EXERCISE DETAILS – Output the entries word for word. Omit images.

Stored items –
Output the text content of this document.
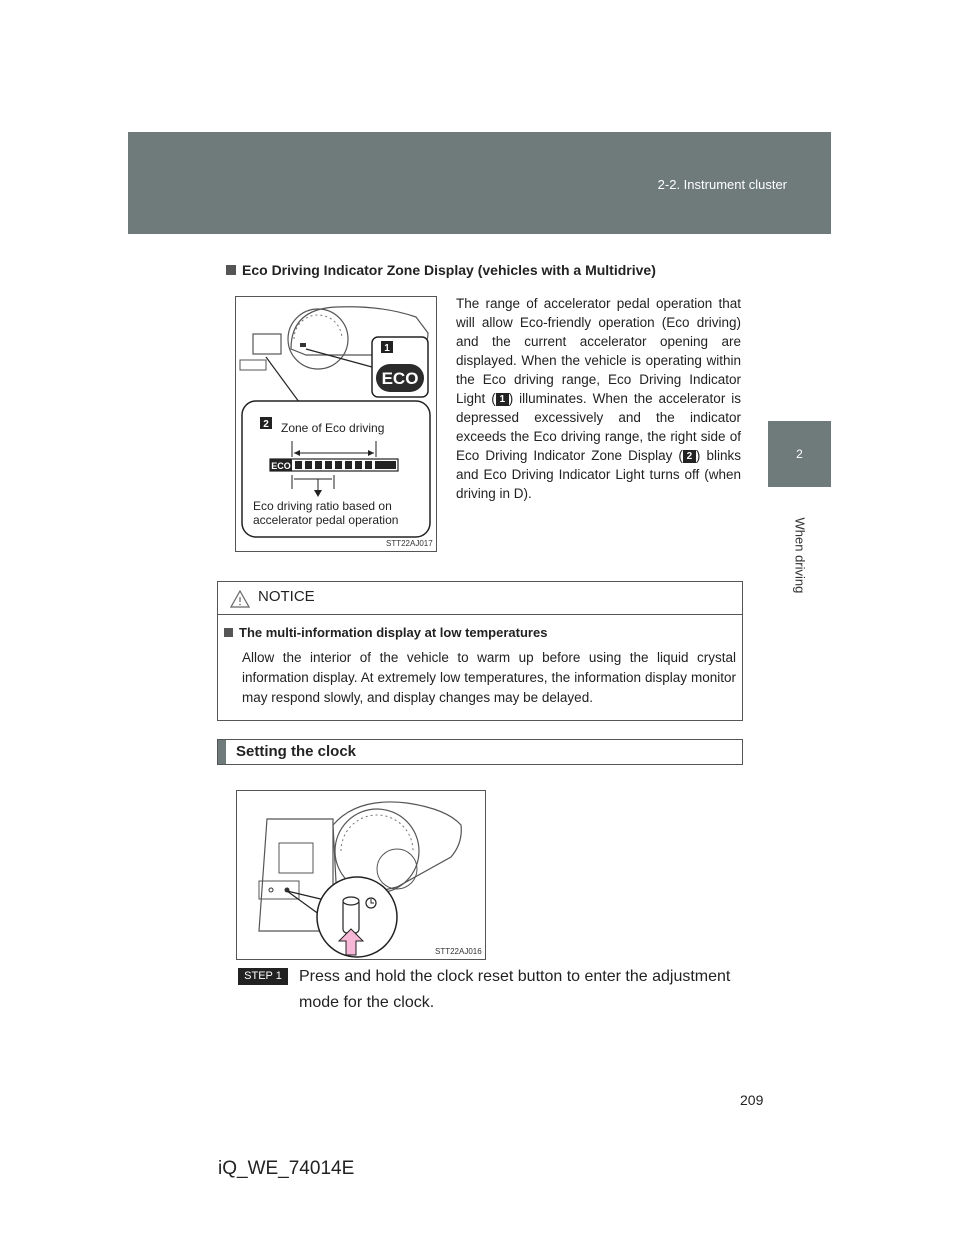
2-2. Instrument cluster
2
When driving
Eco Driving Indicator Zone Display (vehicles with a Multidrive)
1
ECO
2 Zone of Eco driving
ECO
Eco driving ratio based on
accelerator pedal operation
STT22AJ017
The range of accelerator pedal operation that will allow Eco-friendly operation (Eco driving) and the current accelerator opening are displayed. When the vehicle is operating within the Eco driving range, Eco Driving Indicator Light ( 1 ) illuminates. When the accelerator is depressed excessively and the indicator exceeds the Eco driving range, the right side of Eco Driving Indicator Zone Display ( 2 ) blinks and Eco Driving Indicator Light turns off (when driving in D).
NOTICE
The multi-information display at low temperatures
Allow the interior of the vehicle to warm up before using the liquid crystal information display. At extremely low temperatures, the information display monitor may respond slowly, and display changes may be delayed.
Setting the clock
STT22AJ016
STEP 1	Press and hold the clock reset button to enter the adjustment mode for the clock.
209
iQ_WE_74014E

REPLY –
Output the text content of this document.
2-2. Instrument cluster
2
When driving
Eco Driving Indicator Zone Display (vehicles with a Multidrive)
1
ECO
2 Zone of Eco driving
ECO
Eco driving ratio based on
accelerator pedal operation
STT22AJ017
The range of accelerator pedal operation that will allow Eco-friendly operation (Eco driving) and the current accelerator opening are displayed. When the vehicle is operating within the Eco driving range, Eco Driving Indicator Light ( 1 ) illuminates. When the accelerator is depressed excessively and the indicator exceeds the Eco driving range, the right side of Eco Driving Indicator Zone Display ( 2 ) blinks and Eco Driving Indicator Light turns off (when driving in D).
NOTICE
The multi-information display at low temperatures
Allow the interior of the vehicle to warm up before using the liquid crystal information display. At extremely low temperatures, the information display monitor may respond slowly, and display changes may be delayed.
Setting the clock
STT22AJ016
STEP 1	Press and hold the clock reset button to enter the adjustment mode for the clock.
209
iQ_WE_74014E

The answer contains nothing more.